» **Goal**: Transcribe the records that follow, preserving every word.

--- begin Extracted records ---

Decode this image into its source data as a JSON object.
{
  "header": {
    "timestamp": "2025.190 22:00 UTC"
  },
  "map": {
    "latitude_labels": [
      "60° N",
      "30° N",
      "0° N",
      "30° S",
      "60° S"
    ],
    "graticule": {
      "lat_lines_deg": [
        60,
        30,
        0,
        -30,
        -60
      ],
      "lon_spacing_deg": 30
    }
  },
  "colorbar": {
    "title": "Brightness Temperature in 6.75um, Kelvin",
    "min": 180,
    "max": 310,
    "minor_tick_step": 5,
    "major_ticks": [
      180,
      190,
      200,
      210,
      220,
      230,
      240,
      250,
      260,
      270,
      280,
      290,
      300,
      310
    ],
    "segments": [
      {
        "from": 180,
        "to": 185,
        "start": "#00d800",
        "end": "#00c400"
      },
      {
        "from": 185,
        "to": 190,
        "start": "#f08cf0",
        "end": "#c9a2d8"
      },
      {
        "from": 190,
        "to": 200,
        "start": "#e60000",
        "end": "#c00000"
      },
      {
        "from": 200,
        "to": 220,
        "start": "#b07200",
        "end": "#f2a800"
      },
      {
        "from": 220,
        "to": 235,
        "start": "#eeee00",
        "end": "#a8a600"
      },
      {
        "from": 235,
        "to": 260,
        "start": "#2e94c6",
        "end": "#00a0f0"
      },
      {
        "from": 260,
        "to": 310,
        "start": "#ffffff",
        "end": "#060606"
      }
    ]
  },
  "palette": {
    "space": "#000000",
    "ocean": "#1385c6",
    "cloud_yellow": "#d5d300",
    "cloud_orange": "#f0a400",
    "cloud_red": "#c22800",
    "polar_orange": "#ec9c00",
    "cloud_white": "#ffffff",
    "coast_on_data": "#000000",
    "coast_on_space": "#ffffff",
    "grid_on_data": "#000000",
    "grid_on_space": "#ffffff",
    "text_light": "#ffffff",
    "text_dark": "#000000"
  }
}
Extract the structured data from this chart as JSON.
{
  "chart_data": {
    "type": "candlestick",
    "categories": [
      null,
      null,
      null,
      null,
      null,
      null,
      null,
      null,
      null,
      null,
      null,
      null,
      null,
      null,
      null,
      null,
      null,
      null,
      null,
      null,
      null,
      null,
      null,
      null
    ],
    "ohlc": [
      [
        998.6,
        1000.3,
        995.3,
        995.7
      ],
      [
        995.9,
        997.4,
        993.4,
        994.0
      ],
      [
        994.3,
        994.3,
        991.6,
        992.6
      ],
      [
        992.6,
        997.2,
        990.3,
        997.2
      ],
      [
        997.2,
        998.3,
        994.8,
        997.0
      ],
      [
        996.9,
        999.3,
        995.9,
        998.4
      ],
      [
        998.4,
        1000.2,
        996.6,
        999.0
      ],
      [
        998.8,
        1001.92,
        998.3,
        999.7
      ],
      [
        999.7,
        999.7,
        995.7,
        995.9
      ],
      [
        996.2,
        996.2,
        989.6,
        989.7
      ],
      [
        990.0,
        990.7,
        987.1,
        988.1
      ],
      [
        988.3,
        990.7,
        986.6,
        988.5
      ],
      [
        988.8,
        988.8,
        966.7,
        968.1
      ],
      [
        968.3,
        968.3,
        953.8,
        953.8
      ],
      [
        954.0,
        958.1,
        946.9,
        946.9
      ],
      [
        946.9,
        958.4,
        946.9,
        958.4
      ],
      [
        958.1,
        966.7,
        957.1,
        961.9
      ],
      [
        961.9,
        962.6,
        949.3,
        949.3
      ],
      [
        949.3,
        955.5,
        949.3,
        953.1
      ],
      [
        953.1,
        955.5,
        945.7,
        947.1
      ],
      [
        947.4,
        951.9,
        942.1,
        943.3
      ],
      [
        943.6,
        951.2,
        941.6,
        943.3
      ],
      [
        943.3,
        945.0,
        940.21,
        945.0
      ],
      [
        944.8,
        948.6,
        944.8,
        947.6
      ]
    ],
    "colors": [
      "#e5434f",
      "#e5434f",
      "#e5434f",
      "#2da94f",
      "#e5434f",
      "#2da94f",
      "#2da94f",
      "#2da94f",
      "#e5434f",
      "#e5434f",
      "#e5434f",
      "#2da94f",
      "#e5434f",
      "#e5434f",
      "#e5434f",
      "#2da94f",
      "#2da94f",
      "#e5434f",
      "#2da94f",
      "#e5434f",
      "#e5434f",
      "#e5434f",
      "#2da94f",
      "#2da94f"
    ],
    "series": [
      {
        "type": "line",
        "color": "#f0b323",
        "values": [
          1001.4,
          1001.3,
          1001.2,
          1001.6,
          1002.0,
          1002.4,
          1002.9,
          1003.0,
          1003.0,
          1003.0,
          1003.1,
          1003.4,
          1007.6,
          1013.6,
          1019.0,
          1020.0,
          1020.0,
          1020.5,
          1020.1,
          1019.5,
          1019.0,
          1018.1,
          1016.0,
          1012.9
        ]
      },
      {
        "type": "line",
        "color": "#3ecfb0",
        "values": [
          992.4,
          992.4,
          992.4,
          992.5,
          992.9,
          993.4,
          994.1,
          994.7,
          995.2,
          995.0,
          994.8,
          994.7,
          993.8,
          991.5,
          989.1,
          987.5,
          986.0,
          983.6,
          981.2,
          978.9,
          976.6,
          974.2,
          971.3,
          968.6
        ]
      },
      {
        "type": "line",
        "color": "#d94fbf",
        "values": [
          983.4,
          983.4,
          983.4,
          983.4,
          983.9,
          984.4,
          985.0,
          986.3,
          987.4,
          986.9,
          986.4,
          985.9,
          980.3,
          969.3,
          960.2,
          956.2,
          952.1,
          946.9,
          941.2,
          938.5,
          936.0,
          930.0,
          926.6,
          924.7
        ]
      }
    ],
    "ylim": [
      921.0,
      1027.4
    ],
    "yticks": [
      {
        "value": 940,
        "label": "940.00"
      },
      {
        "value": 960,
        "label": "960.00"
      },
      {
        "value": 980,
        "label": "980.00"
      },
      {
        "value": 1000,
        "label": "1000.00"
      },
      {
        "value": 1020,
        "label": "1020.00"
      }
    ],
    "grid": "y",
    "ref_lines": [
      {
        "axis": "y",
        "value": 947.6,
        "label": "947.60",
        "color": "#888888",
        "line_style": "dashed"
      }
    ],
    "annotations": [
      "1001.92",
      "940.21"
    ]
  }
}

--- end Extracted records ---

» **Reply to the task**:
Decode this image into its source data as a JSON object.
{
  "header": {
    "timestamp": "2025.190 22:00 UTC"
  },
  "map": {
    "latitude_labels": [
      "60° N",
      "30° N",
      "0° N",
      "30° S",
      "60° S"
    ],
    "graticule": {
      "lat_lines_deg": [
        60,
        30,
        0,
        -30,
        -60
      ],
      "lon_spacing_deg": 30
    }
  },
  "colorbar": {
    "title": "Brightness Temperature in 6.75um, Kelvin",
    "min": 180,
    "max": 310,
    "minor_tick_step": 5,
    "major_ticks": [
      180,
      190,
      200,
      210,
      220,
      230,
      240,
      250,
      260,
      270,
      280,
      290,
      300,
      310
    ],
    "segments": [
      {
        "from": 180,
        "to": 185,
        "start": "#00d800",
        "end": "#00c400"
      },
      {
        "from": 185,
        "to": 190,
        "start": "#f08cf0",
        "end": "#c9a2d8"
      },
      {
        "from": 190,
        "to": 200,
        "start": "#e60000",
        "end": "#c00000"
      },
      {
        "from": 200,
        "to": 220,
        "start": "#b07200",
        "end": "#f2a800"
      },
      {
        "from": 220,
        "to": 235,
        "start": "#eeee00",
        "end": "#a8a600"
      },
      {
        "from": 235,
        "to": 260,
        "start": "#2e94c6",
        "end": "#00a0f0"
      },
      {
        "from": 260,
        "to": 310,
        "start": "#ffffff",
        "end": "#060606"
      }
    ]
  },
  "palette": {
    "space": "#000000",
    "ocean": "#1385c6",
    "cloud_yellow": "#d5d300",
    "cloud_orange": "#f0a400",
    "cloud_red": "#c22800",
    "polar_orange": "#ec9c00",
    "cloud_white": "#ffffff",
    "coast_on_data": "#000000",
    "coast_on_space": "#ffffff",
    "grid_on_data": "#000000",
    "grid_on_space": "#ffffff",
    "text_light": "#ffffff",
    "text_dark": "#000000"
  }
}
Extract the structured data from this chart as JSON.
{
  "chart_data": {
    "type": "candlestick",
    "categories": [
      null,
      null,
      null,
      null,
      null,
      null,
      null,
      null,
      null,
      null,
      null,
      null,
      null,
      null,
      null,
      null,
      null,
      null,
      null,
      null,
      null,
      null,
      null,
      null
    ],
    "ohlc": [
      [
        998.6,
        1000.3,
        995.3,
        995.7
      ],
      [
        995.9,
        997.4,
        993.4,
        994.0
      ],
      [
        994.3,
        994.3,
        991.6,
        992.6
      ],
      [
        992.6,
        997.2,
        990.3,
        997.2
      ],
      [
        997.2,
        998.3,
        994.8,
        997.0
      ],
      [
        996.9,
        999.3,
        995.9,
        998.4
      ],
      [
        998.4,
        1000.2,
        996.6,
        999.0
      ],
      [
        998.8,
        1001.92,
        998.3,
        999.7
      ],
      [
        999.7,
        999.7,
        995.7,
        995.9
      ],
      [
        996.2,
        996.2,
        989.6,
        989.7
      ],
      [
        990.0,
        990.7,
        987.1,
        988.1
      ],
      [
        988.3,
        990.7,
        986.6,
        988.5
      ],
      [
        988.8,
        988.8,
        966.7,
        968.1
      ],
      [
        968.3,
        968.3,
        953.8,
        953.8
      ],
      [
        954.0,
        958.1,
        946.9,
        946.9
      ],
      [
        946.9,
        958.4,
        946.9,
        958.4
      ],
      [
        958.1,
        966.7,
        957.1,
        961.9
      ],
      [
        961.9,
        962.6,
        949.3,
        949.3
      ],
      [
        949.3,
        955.5,
        949.3,
        953.1
      ],
      [
        953.1,
        955.5,
        945.7,
        947.1
      ],
      [
        947.4,
        951.9,
        942.1,
        943.3
      ],
      [
        943.6,
        951.2,
        941.6,
        943.3
      ],
      [
        943.3,
        945.0,
        940.21,
        945.0
      ],
      [
        944.8,
        948.6,
        944.8,
        947.6
      ]
    ],
    "colors": [
      "#e5434f",
      "#e5434f",
      "#e5434f",
      "#2da94f",
      "#e5434f",
      "#2da94f",
      "#2da94f",
      "#2da94f",
      "#e5434f",
      "#e5434f",
      "#e5434f",
      "#2da94f",
      "#e5434f",
      "#e5434f",
      "#e5434f",
      "#2da94f",
      "#2da94f",
      "#e5434f",
      "#2da94f",
      "#e5434f",
      "#e5434f",
      "#e5434f",
      "#2da94f",
      "#2da94f"
    ],
    "series": [
      {
        "type": "line",
        "color": "#f0b323",
        "values": [
          1001.4,
          1001.3,
          1001.2,
          1001.6,
          1002.0,
          1002.4,
          1002.9,
          1003.0,
          1003.0,
          1003.0,
          1003.1,
          1003.4,
          1007.6,
          1013.6,
          1019.0,
          1020.0,
          1020.0,
          1020.5,
          1020.1,
          1019.5,
          1019.0,
          1018.1,
          1016.0,
          1012.9
        ]
      },
      {
        "type": "line",
        "color": "#3ecfb0",
        "values": [
          992.4,
          992.4,
          992.4,
          992.5,
          992.9,
          993.4,
          994.1,
          994.7,
          995.2,
          995.0,
          994.8,
          994.7,
          993.8,
          991.5,
          989.1,
          987.5,
          986.0,
          983.6,
          981.2,
          978.9,
          976.6,
          974.2,
          971.3,
          968.6
        ]
      },
      {
        "type": "line",
        "color": "#d94fbf",
        "values": [
          983.4,
          983.4,
          983.4,
          983.4,
          983.9,
          984.4,
          985.0,
          986.3,
          987.4,
          986.9,
          986.4,
          985.9,
          980.3,
          969.3,
          960.2,
          956.2,
          952.1,
          946.9,
          941.2,
          938.5,
          936.0,
          930.0,
          926.6,
          924.7
        ]
      }
    ],
    "ylim": [
      921.0,
      1027.4
    ],
    "yticks": [
      {
        "value": 940,
        "label": "940.00"
      },
      {
        "value": 960,
        "label": "960.00"
      },
      {
        "value": 980,
        "label": "980.00"
      },
      {
        "value": 1000,
        "label": "1000.00"
      },
      {
        "value": 1020,
        "label": "1020.00"
      }
    ],
    "grid": "y",
    "ref_lines": [
      {
        "axis": "y",
        "value": 947.6,
        "label": "947.60",
        "color": "#888888",
        "line_style": "dashed"
      }
    ],
    "annotations": [
      "1001.92",
      "940.21"
    ]
  }
}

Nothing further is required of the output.